__Records supplied__.
= = =
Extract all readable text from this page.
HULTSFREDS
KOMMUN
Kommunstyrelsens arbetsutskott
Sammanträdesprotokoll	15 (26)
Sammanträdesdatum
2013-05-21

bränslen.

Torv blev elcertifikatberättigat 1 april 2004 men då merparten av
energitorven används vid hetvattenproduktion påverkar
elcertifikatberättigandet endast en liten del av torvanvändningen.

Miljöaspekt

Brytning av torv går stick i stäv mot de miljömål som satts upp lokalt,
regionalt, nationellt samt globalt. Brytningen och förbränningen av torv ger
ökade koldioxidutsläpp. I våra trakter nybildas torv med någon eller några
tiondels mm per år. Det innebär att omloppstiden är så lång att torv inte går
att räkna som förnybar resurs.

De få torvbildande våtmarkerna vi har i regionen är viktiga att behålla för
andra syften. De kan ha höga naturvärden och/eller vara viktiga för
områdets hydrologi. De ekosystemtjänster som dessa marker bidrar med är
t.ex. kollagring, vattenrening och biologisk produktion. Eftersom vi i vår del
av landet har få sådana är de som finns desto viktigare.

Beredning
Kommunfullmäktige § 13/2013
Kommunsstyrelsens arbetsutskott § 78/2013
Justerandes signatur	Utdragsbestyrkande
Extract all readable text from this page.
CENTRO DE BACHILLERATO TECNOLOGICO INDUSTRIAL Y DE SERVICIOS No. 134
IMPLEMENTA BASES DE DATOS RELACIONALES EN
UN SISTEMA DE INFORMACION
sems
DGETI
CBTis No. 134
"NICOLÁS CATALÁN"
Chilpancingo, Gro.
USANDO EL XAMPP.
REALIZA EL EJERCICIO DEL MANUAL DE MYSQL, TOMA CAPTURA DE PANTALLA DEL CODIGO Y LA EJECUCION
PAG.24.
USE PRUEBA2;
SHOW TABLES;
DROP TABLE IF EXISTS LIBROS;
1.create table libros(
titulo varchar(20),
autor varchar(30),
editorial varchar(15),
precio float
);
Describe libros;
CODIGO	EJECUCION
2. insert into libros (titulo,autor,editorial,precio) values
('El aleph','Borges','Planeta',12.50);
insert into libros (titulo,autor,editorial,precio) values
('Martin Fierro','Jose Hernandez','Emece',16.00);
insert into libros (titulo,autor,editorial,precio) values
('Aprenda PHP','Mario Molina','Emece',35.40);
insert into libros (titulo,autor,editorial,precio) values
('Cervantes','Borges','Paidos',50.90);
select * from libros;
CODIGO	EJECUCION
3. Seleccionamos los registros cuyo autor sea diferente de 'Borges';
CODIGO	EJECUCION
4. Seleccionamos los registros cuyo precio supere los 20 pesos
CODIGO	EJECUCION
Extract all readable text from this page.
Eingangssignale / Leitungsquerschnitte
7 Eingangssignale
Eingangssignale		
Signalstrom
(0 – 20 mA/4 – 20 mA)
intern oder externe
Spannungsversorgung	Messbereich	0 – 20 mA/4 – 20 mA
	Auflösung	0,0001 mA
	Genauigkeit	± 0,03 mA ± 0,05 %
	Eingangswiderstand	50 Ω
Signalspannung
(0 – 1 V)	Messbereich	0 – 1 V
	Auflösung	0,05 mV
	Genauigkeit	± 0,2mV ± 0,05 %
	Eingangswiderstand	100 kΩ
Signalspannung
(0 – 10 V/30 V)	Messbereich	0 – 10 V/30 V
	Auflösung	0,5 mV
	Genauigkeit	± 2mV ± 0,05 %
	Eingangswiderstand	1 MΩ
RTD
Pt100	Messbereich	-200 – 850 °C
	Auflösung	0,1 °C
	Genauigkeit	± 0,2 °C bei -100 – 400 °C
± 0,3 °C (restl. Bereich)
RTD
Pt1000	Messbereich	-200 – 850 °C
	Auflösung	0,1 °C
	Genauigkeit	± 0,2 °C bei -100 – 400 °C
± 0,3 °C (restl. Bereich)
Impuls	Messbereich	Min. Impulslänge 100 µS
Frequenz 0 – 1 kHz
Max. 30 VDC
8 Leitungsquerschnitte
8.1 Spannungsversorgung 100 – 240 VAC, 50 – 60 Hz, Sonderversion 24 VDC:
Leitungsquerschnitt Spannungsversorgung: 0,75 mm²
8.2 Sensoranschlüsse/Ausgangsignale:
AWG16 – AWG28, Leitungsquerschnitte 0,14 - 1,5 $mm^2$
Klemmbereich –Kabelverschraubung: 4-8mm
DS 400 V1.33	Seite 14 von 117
= = =
__Directions__. From the records given above, copy all lines containing "Seleccionamos".

__Problem solution__.
3. Seleccionamos los registros cuyo autor sea diferente de 'Borges';
4. Seleccionamos los registros cuyo precio supere los 20 pesos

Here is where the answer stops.